**Stated exercise:** Reproduce every one of the entries below line for line, changing nothing.

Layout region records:
+++

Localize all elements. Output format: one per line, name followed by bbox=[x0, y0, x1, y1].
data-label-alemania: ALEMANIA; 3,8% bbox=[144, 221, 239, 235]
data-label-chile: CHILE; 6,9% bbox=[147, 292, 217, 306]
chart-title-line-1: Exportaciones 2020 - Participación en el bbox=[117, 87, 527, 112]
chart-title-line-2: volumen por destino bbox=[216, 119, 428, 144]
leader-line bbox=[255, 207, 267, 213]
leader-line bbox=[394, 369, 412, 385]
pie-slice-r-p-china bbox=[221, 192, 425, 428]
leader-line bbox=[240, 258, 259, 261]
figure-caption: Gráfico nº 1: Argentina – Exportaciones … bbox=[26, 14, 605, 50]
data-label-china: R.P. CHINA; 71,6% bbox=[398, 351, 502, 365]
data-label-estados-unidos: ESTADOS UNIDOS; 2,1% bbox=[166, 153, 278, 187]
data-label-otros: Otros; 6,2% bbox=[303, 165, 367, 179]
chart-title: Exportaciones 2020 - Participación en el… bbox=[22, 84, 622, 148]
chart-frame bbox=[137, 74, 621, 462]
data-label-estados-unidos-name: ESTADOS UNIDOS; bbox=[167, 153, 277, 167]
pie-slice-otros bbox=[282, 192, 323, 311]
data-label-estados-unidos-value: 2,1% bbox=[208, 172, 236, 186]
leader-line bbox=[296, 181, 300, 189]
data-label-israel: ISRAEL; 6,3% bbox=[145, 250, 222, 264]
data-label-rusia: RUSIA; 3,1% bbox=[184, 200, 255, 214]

+++

**Result of this task:**
Localize all elements. Output format: one per line, name followed by bbox=[x0, y0, x1, y1].
data-label-alemania: ALEMANIA; 3,8% bbox=[144, 221, 239, 235]
data-label-chile: CHILE; 6,9% bbox=[147, 292, 217, 306]
chart-title-line-1: Exportaciones 2020 - Participación en el bbox=[117, 87, 527, 112]
chart-title-line-2: volumen por destino bbox=[216, 119, 428, 144]
leader-line bbox=[255, 207, 267, 213]
leader-line bbox=[394, 369, 412, 385]
pie-slice-r-p-china bbox=[221, 192, 425, 428]
leader-line bbox=[240, 258, 259, 261]
figure-caption: Gráfico nº 1: Argentina – Exportaciones … bbox=[26, 14, 605, 50]
data-label-china: R.P. CHINA; 71,6% bbox=[398, 351, 502, 365]
data-label-estados-unidos: ESTADOS UNIDOS; 2,1% bbox=[166, 153, 278, 187]
data-label-otros: Otros; 6,2% bbox=[303, 165, 367, 179]
chart-title: Exportaciones 2020 - Participación en el… bbox=[22, 84, 622, 148]
chart-frame bbox=[137, 74, 621, 462]
data-label-estados-unidos-name: ESTADOS UNIDOS; bbox=[167, 153, 277, 167]
pie-slice-otros bbox=[282, 192, 323, 311]
data-label-estados-unidos-value: 2,1% bbox=[208, 172, 236, 186]
leader-line bbox=[296, 181, 300, 189]
data-label-israel: ISRAEL; 6,3% bbox=[145, 250, 222, 264]
data-label-rusia: RUSIA; 3,1% bbox=[184, 200, 255, 214]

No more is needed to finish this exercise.